[Dataset items]

## Begin

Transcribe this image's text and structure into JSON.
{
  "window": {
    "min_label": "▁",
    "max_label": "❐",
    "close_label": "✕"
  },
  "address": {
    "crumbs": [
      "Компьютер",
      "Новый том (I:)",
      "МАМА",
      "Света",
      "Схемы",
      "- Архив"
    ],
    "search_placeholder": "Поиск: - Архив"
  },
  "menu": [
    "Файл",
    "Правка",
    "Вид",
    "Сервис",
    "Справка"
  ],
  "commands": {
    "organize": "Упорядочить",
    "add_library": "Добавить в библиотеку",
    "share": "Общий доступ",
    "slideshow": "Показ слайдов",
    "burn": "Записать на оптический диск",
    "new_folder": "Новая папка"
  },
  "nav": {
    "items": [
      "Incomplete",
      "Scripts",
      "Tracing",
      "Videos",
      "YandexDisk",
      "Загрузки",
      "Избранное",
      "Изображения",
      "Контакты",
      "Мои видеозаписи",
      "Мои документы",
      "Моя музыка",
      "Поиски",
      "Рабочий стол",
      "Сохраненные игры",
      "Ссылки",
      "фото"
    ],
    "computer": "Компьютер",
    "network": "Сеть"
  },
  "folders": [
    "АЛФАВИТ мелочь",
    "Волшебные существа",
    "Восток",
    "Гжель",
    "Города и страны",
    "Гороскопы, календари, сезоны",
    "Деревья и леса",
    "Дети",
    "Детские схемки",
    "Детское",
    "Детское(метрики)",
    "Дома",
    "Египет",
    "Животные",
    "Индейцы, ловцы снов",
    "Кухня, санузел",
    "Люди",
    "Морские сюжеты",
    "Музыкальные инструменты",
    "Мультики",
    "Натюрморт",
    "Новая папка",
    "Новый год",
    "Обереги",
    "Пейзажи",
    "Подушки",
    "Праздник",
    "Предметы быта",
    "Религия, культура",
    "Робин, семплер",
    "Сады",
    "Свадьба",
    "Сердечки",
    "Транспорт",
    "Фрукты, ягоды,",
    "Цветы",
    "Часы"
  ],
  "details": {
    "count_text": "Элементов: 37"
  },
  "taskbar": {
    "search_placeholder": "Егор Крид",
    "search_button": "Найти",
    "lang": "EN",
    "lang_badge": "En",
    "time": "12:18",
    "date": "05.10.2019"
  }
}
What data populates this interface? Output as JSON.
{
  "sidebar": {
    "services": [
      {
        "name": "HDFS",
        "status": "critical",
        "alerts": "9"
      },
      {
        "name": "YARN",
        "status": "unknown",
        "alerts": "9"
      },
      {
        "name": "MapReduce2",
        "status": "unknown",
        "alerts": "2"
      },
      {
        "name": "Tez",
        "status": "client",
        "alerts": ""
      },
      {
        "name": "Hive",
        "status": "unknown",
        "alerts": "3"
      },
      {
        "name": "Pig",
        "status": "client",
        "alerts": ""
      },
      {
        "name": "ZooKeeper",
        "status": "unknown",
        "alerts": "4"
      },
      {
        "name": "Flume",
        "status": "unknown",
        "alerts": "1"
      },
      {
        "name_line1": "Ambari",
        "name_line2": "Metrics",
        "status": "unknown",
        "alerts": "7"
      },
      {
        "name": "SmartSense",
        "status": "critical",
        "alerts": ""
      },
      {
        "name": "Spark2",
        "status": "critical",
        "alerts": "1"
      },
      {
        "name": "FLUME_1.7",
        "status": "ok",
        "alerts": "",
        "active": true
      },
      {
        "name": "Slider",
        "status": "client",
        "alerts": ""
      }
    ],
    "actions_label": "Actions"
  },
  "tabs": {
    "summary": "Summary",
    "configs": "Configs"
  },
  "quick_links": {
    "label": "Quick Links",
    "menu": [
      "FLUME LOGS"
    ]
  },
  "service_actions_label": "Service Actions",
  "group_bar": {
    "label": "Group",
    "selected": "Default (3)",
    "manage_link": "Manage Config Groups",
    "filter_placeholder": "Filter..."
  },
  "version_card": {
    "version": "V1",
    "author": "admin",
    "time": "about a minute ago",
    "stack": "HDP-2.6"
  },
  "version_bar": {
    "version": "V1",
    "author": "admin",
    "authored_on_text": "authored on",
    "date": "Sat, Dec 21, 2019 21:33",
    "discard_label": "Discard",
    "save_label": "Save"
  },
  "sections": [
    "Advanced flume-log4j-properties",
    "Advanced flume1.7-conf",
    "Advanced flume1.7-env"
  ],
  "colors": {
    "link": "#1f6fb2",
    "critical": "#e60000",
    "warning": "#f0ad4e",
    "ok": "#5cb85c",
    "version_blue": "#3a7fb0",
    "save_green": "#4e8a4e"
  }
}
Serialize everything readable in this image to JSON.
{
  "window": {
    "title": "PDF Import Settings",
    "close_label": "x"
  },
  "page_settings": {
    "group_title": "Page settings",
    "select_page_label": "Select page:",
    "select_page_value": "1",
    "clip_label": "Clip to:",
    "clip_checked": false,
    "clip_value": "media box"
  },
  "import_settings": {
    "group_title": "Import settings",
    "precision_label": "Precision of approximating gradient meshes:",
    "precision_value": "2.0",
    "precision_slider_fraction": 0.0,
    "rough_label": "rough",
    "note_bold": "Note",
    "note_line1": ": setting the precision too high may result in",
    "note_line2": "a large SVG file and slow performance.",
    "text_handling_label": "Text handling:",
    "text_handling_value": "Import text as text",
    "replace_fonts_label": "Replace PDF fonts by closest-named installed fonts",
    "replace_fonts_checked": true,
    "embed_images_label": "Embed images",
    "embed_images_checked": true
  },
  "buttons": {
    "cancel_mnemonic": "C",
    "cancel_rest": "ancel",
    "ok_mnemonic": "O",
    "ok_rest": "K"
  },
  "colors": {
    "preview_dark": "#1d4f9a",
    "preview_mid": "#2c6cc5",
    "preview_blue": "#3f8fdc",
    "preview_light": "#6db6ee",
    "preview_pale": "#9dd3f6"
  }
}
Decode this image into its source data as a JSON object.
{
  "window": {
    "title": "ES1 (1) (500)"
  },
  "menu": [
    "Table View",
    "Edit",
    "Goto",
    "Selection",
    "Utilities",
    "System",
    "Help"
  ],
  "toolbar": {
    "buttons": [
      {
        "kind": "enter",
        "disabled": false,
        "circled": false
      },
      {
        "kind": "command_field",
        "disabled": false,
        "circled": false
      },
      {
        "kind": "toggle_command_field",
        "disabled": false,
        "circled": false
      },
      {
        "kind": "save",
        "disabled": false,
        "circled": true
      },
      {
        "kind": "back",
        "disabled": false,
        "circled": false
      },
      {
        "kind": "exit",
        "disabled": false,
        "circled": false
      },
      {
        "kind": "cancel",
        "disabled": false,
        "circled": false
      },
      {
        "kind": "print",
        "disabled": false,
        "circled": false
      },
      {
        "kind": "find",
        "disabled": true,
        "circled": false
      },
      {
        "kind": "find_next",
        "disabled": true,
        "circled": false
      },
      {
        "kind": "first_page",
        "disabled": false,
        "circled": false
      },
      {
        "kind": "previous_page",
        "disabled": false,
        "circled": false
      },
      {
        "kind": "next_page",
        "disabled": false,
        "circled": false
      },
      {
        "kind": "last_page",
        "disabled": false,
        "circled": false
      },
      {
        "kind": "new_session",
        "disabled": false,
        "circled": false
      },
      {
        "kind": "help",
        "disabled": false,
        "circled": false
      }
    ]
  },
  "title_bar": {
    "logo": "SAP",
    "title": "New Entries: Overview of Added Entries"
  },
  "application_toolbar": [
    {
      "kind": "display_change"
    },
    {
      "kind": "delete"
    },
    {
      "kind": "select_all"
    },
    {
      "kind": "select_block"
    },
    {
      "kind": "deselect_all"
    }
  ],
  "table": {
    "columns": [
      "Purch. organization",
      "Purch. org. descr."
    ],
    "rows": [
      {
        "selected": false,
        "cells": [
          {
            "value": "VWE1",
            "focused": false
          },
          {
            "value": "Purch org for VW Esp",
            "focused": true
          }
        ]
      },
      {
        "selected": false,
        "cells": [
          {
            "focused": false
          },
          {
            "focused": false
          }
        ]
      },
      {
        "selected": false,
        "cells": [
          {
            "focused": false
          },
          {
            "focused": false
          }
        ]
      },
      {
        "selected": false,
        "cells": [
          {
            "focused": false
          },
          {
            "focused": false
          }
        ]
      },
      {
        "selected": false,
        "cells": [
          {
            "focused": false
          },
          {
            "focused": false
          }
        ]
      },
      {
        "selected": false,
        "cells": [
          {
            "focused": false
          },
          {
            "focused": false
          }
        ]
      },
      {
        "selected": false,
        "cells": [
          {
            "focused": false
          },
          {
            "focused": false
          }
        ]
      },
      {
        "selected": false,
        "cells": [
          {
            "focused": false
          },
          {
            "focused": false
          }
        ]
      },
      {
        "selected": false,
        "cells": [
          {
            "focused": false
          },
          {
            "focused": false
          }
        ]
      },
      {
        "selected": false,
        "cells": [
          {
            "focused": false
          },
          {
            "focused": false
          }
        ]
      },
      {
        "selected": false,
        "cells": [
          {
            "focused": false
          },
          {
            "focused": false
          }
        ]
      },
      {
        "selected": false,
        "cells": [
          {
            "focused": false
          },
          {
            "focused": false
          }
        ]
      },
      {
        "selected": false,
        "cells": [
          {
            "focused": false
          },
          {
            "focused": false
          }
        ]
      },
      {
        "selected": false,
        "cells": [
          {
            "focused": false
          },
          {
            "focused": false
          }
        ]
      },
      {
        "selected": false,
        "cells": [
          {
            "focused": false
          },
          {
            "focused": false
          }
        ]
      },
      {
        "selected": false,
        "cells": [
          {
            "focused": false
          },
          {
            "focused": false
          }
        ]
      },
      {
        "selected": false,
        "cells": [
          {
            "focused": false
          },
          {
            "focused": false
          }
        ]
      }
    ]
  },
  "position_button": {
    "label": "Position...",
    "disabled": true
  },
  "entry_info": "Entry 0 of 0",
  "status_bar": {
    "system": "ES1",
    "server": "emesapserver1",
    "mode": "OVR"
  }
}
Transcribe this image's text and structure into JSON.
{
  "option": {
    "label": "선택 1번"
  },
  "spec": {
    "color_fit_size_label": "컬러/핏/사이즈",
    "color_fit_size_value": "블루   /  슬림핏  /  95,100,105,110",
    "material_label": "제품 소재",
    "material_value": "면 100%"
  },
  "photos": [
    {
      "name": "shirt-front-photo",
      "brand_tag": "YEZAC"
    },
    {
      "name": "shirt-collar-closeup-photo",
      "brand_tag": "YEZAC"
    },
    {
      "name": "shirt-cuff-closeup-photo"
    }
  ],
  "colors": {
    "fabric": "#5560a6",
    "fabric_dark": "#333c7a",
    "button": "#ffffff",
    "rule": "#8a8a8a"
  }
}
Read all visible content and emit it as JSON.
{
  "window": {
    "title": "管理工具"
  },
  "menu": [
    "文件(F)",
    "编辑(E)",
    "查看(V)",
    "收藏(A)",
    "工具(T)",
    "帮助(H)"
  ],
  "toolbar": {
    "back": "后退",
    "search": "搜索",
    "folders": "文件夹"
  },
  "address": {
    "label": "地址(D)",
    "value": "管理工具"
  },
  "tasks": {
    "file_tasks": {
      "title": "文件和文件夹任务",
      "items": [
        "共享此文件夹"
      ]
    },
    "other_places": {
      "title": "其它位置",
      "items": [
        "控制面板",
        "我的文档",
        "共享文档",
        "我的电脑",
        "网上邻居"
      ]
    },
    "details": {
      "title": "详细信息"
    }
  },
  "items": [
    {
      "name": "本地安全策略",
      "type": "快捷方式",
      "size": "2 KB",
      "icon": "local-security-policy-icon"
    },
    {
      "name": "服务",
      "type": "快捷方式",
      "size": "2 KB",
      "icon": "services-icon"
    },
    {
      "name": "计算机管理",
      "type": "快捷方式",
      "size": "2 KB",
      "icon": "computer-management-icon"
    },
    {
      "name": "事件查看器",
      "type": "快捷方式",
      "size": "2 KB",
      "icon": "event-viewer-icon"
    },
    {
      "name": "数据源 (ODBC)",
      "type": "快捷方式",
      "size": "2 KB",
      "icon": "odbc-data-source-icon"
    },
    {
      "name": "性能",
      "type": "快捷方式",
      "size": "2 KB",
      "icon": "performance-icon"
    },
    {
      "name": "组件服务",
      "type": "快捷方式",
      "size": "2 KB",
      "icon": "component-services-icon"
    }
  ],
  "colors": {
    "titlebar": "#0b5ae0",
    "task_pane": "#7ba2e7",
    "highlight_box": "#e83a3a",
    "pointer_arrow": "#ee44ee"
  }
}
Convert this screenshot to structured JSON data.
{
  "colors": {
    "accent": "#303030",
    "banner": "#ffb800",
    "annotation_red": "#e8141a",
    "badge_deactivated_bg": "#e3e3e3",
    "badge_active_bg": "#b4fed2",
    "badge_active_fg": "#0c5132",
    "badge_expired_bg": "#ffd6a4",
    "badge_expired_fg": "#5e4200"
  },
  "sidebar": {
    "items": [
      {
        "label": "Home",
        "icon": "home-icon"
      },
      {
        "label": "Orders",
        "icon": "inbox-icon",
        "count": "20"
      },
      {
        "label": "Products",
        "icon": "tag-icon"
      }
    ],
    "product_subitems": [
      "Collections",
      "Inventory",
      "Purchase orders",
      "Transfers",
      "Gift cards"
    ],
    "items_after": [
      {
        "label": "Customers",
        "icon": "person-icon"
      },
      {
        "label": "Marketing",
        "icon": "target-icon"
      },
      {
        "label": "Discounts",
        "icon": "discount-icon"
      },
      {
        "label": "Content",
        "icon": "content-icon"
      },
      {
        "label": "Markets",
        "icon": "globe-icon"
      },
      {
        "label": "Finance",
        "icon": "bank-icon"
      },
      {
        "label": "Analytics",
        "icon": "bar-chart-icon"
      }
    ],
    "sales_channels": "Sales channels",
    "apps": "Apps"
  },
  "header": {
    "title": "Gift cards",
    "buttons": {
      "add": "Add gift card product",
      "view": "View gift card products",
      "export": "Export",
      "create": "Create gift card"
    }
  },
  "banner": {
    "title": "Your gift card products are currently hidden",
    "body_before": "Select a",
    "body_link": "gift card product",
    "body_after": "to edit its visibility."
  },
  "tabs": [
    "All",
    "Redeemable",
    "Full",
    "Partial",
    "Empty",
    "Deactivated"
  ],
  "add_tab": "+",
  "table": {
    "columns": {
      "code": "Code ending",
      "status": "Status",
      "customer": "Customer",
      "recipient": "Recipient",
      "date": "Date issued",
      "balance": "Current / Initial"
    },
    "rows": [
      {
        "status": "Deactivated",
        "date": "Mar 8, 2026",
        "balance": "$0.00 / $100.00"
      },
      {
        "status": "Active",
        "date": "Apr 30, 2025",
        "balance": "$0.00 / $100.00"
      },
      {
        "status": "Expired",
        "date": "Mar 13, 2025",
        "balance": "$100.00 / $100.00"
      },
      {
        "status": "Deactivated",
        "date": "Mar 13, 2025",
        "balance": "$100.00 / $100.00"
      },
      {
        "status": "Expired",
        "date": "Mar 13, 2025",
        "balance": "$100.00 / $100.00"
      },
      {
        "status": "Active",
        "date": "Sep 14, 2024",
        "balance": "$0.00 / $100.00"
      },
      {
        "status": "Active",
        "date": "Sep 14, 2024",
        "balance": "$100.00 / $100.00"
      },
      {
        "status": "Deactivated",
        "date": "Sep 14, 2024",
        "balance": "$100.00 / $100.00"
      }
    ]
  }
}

## End

Select and copy each line from the data that includes the word "services".

    "services": [
      "icon": "services-icon"
      "icon": "component-services-icon"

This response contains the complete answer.